*** Opening of EXTRACT PROVIDED ***

Nonprofit organization well known for organizing the annual Montclair Film Festival

Montclair Film is a nonprofit that organizes the annual Montclair Film Festival (MFF). The festival is held between mid- to late- October in Montclair, New Jersey. The festival showcases new works from American and international filmmakers. Films are programmed based on categories including: Fiction, Non-Fiction, World Cinema, Short, and Student Filmmaking.

Notable advisory board members include J.J. Abrams, Jonathan Alter, Stephen Colbert, Abigail Disney, Olympia Dukakis, Chiwetel Ejiofor, Emma Freud, Laura Linney, Jon Stewart, Julie Taymor, and Patrick Wilson.

==History==
The film festival was founded by WNET-TV Vice President and General Counsel Bob Feinberg. Feinberg hired festival programmer Thom Powers and director Raphaela Neihausen, and developed the Board of Directors composed of Montclair residents. The board includes film and media professionals, philanthropists and community leaders.

==Editions==
===MFF 2012: Inaugural festival ===
The festival's inaugural event attracted 5,000 - 7,500 attendees and programmed over 45 films. Notable attendees included Oliver Platt, Kathleen Turner, Olympia Dukakis, Patrick Wilson, Michael Moore and author Judy Blume. Film featured included The Oranges, Your Sister’s Sister, 2 Days in New York and Robot and Frank. The MFF won the award for Favorite Film Festival at the 2012 Discover Jersey Arts People's Choice Awards.

===MFF 2013===
The second festival was held across several venues in Montclair and attracted more than 14,000 attendees. It programmed over 80 films and events. A favorite film category was established in an effort to provide a platform for established and lesser-known filmmakers from New Jersey. Prominent guests included Michael Moore, Harry Belafonte, Darlene Love, Lake Bell, Ice-T, Alex Gibney and New York Times culture columnist David Carr.Films screened included 20 Feet From Stardom, The Attack, Blackfish, Frances Ha, The Act of Killing, The Spectacular Now, Dirty Wars, In A World..., The Kings of Summer, Computer Chess, Still Mine, Stories We Tell and Valley of Saints.

Notable guests included Michael Moore, Harry Belafonte, Darlene Love, Lake Bell, Ice-T, Alex Gibney and New York Times culture columnist David Carr.

===MFF 2014===
The third festival featured the film Chef, with Jon Favreau.

===MFF 2015===
The fourth festival's introductory film was Hello, My Name Is Doris with Sally Field. It additionally featured Time Out of Mind with Richard Gere.

=== MFF 2016 ===
The fifth festival opened with Roger Ross Williams' film Life, Animated. Following the film, a panel discussion was held with Advisory Board Member Stephen Colbert, members of the Suskind family, film creators, and Gilbert Gottfried, who appeared in the film. The festival closed with the film Miss Sharon Jones!, documenting the story of Sharon Jones and The Dap-Kings as Jones fought cancer

=== MFF 2020 ===
The ninth festival's opening film was Nomadland. MFF additionally featured One Night in Miami, Ammonite and Derek DelGaudio’s In & Of Itself. Lee Isaac Chung's Minari was selected as the virtual centerpiece film. The festival was postponed and held primarily remotely as a result of the COVID-19 pandemic.

*** Close of EXTRACT PROVIDED ***
*** Opening of DATA UNDER STUDY ***

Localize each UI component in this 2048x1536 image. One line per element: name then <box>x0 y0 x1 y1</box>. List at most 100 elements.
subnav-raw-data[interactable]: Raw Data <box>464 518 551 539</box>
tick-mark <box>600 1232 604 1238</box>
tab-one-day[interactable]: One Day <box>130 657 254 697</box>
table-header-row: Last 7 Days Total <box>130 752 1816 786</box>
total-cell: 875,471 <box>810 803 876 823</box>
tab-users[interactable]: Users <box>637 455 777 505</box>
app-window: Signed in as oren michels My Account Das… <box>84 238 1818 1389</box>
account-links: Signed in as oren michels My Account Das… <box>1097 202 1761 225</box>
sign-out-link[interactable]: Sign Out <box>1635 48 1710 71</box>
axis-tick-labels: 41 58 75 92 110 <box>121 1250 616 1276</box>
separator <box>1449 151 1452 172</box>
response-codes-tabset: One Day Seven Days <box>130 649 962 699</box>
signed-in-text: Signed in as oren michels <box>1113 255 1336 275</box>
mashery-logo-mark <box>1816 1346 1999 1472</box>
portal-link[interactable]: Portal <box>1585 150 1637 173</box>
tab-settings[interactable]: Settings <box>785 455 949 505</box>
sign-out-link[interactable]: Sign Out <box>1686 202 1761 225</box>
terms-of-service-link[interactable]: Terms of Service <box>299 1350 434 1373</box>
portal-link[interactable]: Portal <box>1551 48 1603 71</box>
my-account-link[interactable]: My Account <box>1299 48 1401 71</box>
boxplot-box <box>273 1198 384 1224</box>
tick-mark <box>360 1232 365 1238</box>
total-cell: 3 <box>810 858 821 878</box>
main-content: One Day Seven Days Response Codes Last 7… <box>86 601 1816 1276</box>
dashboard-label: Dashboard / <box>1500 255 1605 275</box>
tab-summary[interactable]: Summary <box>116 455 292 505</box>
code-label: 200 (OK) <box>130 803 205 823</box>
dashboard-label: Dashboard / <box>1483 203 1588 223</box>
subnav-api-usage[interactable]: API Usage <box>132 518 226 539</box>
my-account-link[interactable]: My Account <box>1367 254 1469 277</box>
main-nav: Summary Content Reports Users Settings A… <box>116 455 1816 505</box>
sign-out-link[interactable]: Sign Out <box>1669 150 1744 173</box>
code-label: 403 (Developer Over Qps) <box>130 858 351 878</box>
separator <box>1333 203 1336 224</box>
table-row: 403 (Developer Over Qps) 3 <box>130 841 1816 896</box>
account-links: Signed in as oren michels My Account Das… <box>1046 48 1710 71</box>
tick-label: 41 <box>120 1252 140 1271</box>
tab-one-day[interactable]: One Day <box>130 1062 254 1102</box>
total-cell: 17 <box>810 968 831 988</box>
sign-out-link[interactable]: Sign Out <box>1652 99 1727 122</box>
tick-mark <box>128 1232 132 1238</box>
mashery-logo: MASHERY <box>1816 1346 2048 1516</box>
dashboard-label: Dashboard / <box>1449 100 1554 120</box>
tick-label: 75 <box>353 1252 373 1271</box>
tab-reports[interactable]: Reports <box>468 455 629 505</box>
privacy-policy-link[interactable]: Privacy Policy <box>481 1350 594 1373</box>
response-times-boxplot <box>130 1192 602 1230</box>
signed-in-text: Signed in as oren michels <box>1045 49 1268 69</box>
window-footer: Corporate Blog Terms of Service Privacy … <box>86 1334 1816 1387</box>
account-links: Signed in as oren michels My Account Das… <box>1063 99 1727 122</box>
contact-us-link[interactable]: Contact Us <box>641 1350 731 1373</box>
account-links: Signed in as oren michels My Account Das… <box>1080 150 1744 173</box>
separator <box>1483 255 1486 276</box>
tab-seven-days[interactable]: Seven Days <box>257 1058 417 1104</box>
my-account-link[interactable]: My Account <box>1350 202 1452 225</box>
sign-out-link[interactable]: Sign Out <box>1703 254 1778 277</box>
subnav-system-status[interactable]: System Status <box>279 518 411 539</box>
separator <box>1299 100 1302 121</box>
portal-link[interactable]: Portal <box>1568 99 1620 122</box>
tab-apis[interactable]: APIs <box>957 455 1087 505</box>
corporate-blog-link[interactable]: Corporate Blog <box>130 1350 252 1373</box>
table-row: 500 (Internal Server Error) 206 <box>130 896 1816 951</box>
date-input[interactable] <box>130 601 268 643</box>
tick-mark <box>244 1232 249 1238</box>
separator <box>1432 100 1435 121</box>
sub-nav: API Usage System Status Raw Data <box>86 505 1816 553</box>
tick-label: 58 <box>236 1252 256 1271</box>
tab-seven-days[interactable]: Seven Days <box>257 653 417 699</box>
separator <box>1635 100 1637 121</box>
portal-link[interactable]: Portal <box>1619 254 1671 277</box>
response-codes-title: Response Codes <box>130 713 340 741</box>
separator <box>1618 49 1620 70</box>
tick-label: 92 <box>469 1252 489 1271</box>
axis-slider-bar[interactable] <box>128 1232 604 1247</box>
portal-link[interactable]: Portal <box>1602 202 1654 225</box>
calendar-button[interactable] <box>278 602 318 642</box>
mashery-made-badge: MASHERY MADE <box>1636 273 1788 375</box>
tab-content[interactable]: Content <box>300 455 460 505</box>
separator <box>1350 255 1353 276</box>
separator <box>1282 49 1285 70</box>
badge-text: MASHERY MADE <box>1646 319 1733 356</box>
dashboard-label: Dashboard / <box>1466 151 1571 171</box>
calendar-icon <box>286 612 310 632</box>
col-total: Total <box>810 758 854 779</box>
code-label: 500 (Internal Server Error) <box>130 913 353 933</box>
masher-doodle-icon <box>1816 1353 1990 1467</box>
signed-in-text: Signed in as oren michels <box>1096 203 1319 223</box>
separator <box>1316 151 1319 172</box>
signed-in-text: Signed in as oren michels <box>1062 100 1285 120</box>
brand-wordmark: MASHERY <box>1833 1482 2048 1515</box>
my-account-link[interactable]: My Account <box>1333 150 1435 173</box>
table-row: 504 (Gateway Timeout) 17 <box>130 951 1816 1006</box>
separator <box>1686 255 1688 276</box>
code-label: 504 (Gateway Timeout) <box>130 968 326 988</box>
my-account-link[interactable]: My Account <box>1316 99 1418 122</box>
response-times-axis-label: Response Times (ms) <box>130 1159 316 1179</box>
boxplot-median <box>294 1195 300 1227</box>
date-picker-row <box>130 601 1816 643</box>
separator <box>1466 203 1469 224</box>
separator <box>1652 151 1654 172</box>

*** Close of DATA UNDER STUDY ***

• [WHAT IS BEING ASKED]: Repeat everything in the Montclair Film text above from "Nonprofit organization well" down to "and Patrick Wilson.".

• [ANSWER SPACE]:
Nonprofit organization well known for organizing the annual Montclair Film Festival

Montclair Film is a nonprofit that organizes the annual Montclair Film Festival (MFF). The festival is held between mid- to late- October in Montclair, New Jersey. The festival showcases new works from American and international filmmakers. Films are programmed based on categories including: Fiction, Non-Fiction, World Cinema, Short, and Student Filmmaking.

Notable advisory board members include J.J. Abrams, Jonathan Alter, Stephen Colbert, Abigail Disney, Olympia Dukakis, Chiwetel Ejiofor, Emma Freud, Laura Linney, Jon Stewart, Julie Taymor, and Patrick Wilson.